━━━ RECORDS PROVIDED

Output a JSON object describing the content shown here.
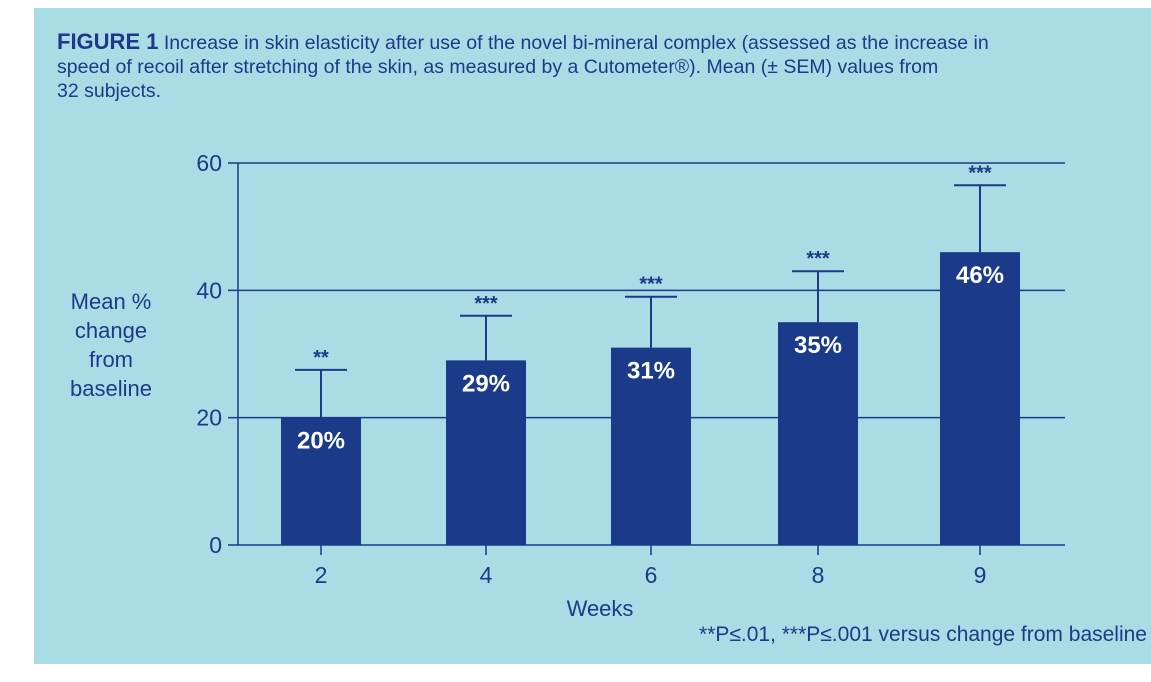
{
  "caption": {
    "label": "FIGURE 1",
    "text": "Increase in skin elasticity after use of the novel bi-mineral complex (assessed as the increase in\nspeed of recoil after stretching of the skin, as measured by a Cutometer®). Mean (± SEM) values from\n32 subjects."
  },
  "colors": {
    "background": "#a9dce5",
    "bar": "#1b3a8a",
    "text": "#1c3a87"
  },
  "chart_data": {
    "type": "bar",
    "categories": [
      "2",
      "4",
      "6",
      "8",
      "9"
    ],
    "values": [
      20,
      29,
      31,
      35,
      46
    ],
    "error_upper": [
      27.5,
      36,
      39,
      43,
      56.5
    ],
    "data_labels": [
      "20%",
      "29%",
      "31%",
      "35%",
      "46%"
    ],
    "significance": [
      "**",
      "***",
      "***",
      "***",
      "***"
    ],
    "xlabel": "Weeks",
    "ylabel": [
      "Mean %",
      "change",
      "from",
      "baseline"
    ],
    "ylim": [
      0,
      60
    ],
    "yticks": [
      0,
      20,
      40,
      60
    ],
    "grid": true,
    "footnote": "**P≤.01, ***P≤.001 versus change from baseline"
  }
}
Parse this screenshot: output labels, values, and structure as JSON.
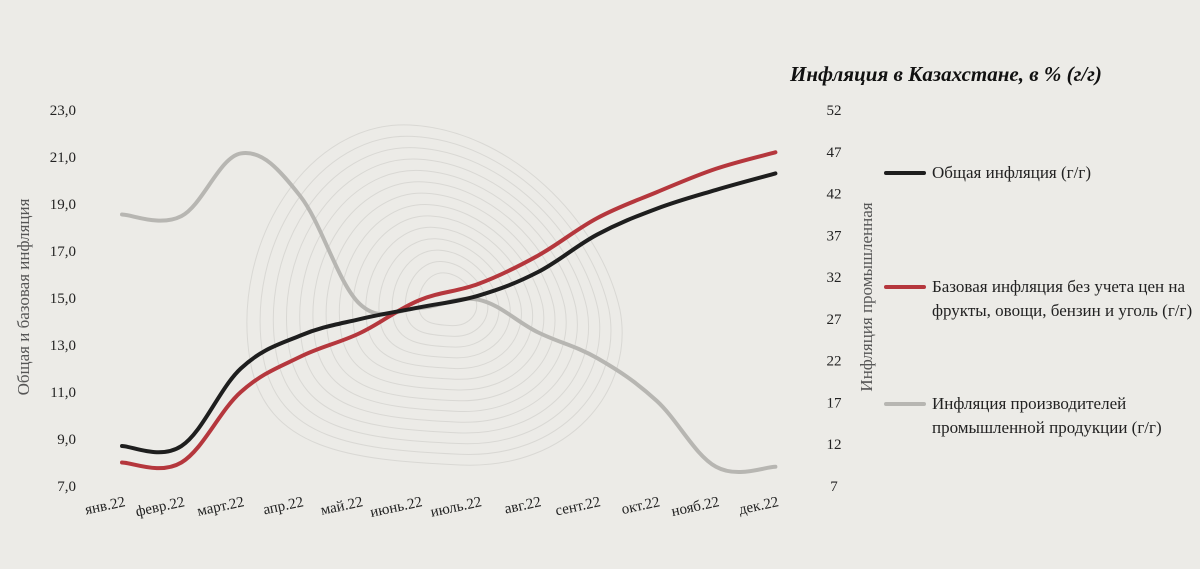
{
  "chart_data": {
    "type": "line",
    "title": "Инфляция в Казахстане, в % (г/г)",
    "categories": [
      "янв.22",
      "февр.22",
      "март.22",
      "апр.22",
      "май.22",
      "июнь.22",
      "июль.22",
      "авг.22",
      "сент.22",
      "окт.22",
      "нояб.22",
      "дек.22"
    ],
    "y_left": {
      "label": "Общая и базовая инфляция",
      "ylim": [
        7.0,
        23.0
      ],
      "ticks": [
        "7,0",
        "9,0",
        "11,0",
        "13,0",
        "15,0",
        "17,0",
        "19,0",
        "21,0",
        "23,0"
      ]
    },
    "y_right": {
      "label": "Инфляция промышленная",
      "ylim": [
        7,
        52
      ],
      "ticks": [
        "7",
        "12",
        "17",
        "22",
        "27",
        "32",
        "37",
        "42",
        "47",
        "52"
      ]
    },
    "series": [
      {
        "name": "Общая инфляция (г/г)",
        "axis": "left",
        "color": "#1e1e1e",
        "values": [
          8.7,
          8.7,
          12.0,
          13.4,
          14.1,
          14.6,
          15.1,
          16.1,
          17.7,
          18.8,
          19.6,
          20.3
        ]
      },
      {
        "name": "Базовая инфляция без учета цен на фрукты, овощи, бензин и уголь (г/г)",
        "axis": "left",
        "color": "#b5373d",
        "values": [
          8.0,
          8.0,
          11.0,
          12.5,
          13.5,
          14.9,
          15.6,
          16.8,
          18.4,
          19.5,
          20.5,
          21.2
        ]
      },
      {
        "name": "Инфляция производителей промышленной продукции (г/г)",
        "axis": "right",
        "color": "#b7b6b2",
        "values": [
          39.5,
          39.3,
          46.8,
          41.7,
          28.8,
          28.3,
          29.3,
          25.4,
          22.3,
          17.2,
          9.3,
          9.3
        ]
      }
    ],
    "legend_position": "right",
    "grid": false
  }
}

━━━━━━

WRITTEN PROBLEM> Extract, from the material above, each line holding the word "baseline".

ANSWER>
      "baseline"
    "footnote": "**P≤.01, ***P≤.001 versus change from baseline"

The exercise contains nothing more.